──────── GIVEN RECORDS ────────

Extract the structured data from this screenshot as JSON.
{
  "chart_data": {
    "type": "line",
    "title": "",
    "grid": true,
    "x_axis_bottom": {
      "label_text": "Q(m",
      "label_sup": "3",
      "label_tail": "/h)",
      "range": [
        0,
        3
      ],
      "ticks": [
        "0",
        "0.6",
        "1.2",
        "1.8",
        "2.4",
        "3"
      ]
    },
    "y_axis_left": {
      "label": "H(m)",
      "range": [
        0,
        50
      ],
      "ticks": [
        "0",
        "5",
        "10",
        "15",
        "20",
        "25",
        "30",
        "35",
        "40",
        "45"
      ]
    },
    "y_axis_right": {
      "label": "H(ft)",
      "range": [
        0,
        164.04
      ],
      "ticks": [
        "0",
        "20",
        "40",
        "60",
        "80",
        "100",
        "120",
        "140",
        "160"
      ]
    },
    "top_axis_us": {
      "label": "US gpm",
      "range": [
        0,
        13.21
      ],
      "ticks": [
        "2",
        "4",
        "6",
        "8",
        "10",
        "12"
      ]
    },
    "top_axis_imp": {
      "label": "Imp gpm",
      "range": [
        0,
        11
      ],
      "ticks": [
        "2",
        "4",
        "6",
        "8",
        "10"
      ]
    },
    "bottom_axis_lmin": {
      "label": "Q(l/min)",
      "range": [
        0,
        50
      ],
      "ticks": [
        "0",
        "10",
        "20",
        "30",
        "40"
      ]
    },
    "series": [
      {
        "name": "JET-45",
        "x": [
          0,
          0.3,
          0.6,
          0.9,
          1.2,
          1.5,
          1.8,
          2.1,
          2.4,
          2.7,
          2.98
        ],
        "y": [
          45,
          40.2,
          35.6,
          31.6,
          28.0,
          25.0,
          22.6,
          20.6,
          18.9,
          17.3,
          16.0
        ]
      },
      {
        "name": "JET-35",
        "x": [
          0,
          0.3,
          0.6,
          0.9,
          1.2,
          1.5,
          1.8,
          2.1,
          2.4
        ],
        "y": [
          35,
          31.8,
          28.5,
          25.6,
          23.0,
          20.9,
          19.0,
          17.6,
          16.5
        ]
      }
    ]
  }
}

────────

* INSTRUCTION
Output all records verbatim.

* EXERCISE RESULT
Extract the structured data from this screenshot as JSON.
{
  "chart_data": {
    "type": "line",
    "title": "",
    "grid": true,
    "x_axis_bottom": {
      "label_text": "Q(m",
      "label_sup": "3",
      "label_tail": "/h)",
      "range": [
        0,
        3
      ],
      "ticks": [
        "0",
        "0.6",
        "1.2",
        "1.8",
        "2.4",
        "3"
      ]
    },
    "y_axis_left": {
      "label": "H(m)",
      "range": [
        0,
        50
      ],
      "ticks": [
        "0",
        "5",
        "10",
        "15",
        "20",
        "25",
        "30",
        "35",
        "40",
        "45"
      ]
    },
    "y_axis_right": {
      "label": "H(ft)",
      "range": [
        0,
        164.04
      ],
      "ticks": [
        "0",
        "20",
        "40",
        "60",
        "80",
        "100",
        "120",
        "140",
        "160"
      ]
    },
    "top_axis_us": {
      "label": "US gpm",
      "range": [
        0,
        13.21
      ],
      "ticks": [
        "2",
        "4",
        "6",
        "8",
        "10",
        "12"
      ]
    },
    "top_axis_imp": {
      "label": "Imp gpm",
      "range": [
        0,
        11
      ],
      "ticks": [
        "2",
        "4",
        "6",
        "8",
        "10"
      ]
    },
    "bottom_axis_lmin": {
      "label": "Q(l/min)",
      "range": [
        0,
        50
      ],
      "ticks": [
        "0",
        "10",
        "20",
        "30",
        "40"
      ]
    },
    "series": [
      {
        "name": "JET-45",
        "x": [
          0,
          0.3,
          0.6,
          0.9,
          1.2,
          1.5,
          1.8,
          2.1,
          2.4,
          2.7,
          2.98
        ],
        "y": [
          45,
          40.2,
          35.6,
          31.6,
          28.0,
          25.0,
          22.6,
          20.6,
          18.9,
          17.3,
          16.0
        ]
      },
      {
        "name": "JET-35",
        "x": [
          0,
          0.3,
          0.6,
          0.9,
          1.2,
          1.5,
          1.8,
          2.1,
          2.4
        ],
        "y": [
          35,
          31.8,
          28.5,
          25.6,
          23.0,
          20.9,
          19.0,
          17.6,
          16.5
        ]
      }
    ]
  }
}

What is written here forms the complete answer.